**Work required**: Extract the complete data exactly as given.

**Task material**:
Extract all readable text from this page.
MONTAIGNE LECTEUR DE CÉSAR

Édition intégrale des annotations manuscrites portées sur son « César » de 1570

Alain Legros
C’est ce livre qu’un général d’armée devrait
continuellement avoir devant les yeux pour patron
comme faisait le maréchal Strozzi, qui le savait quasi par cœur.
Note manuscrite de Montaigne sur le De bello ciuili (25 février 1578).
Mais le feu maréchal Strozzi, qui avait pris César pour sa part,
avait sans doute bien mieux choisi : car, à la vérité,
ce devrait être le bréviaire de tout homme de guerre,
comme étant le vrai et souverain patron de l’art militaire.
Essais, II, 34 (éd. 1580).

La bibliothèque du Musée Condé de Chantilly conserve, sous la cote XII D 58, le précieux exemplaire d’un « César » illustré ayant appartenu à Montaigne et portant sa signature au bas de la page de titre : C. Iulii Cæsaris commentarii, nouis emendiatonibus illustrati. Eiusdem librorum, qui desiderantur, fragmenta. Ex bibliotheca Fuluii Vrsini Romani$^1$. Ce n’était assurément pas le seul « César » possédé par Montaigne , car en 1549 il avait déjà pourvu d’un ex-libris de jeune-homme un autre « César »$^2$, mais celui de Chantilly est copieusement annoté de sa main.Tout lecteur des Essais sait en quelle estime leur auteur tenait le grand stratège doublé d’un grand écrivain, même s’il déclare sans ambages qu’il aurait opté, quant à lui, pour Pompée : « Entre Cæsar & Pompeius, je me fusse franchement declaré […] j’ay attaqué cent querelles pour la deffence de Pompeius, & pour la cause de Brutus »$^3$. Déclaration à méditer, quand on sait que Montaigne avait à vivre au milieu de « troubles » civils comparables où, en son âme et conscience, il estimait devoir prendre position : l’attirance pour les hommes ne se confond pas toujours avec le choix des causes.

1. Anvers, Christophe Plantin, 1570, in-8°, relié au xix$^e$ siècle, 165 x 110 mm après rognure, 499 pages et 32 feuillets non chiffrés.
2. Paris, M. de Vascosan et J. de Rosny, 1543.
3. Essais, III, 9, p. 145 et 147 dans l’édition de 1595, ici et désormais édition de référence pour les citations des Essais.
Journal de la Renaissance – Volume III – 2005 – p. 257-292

**Exercise answer**:
Extract all readable text from this page.
MONTAIGNE LECTEUR DE CÉSAR

Édition intégrale des annotations manuscrites portées sur son « César » de 1570

Alain Legros
C’est ce livre qu’un général d’armée devrait
continuellement avoir devant les yeux pour patron
comme faisait le maréchal Strozzi, qui le savait quasi par cœur.
Note manuscrite de Montaigne sur le De bello ciuili (25 février 1578).
Mais le feu maréchal Strozzi, qui avait pris César pour sa part,
avait sans doute bien mieux choisi : car, à la vérité,
ce devrait être le bréviaire de tout homme de guerre,
comme étant le vrai et souverain patron de l’art militaire.
Essais, II, 34 (éd. 1580).

La bibliothèque du Musée Condé de Chantilly conserve, sous la cote XII D 58, le précieux exemplaire d’un « César » illustré ayant appartenu à Montaigne et portant sa signature au bas de la page de titre : C. Iulii Cæsaris commentarii, nouis emendiatonibus illustrati. Eiusdem librorum, qui desiderantur, fragmenta. Ex bibliotheca Fuluii Vrsini Romani$^1$. Ce n’était assurément pas le seul « César » possédé par Montaigne , car en 1549 il avait déjà pourvu d’un ex-libris de jeune-homme un autre « César »$^2$, mais celui de Chantilly est copieusement annoté de sa main.Tout lecteur des Essais sait en quelle estime leur auteur tenait le grand stratège doublé d’un grand écrivain, même s’il déclare sans ambages qu’il aurait opté, quant à lui, pour Pompée : « Entre Cæsar & Pompeius, je me fusse franchement declaré […] j’ay attaqué cent querelles pour la deffence de Pompeius, & pour la cause de Brutus »$^3$. Déclaration à méditer, quand on sait que Montaigne avait à vivre au milieu de « troubles » civils comparables où, en son âme et conscience, il estimait devoir prendre position : l’attirance pour les hommes ne se confond pas toujours avec le choix des causes.

1. Anvers, Christophe Plantin, 1570, in-8°, relié au xix$^e$ siècle, 165 x 110 mm après rognure, 499 pages et 32 feuillets non chiffrés.
2. Paris, M. de Vascosan et J. de Rosny, 1543.
3. Essais, III, 9, p. 145 et 147 dans l’édition de 1595, ici et désormais édition de référence pour les citations des Essais.
Journal de la Renaissance – Volume III – 2005 – p. 257-292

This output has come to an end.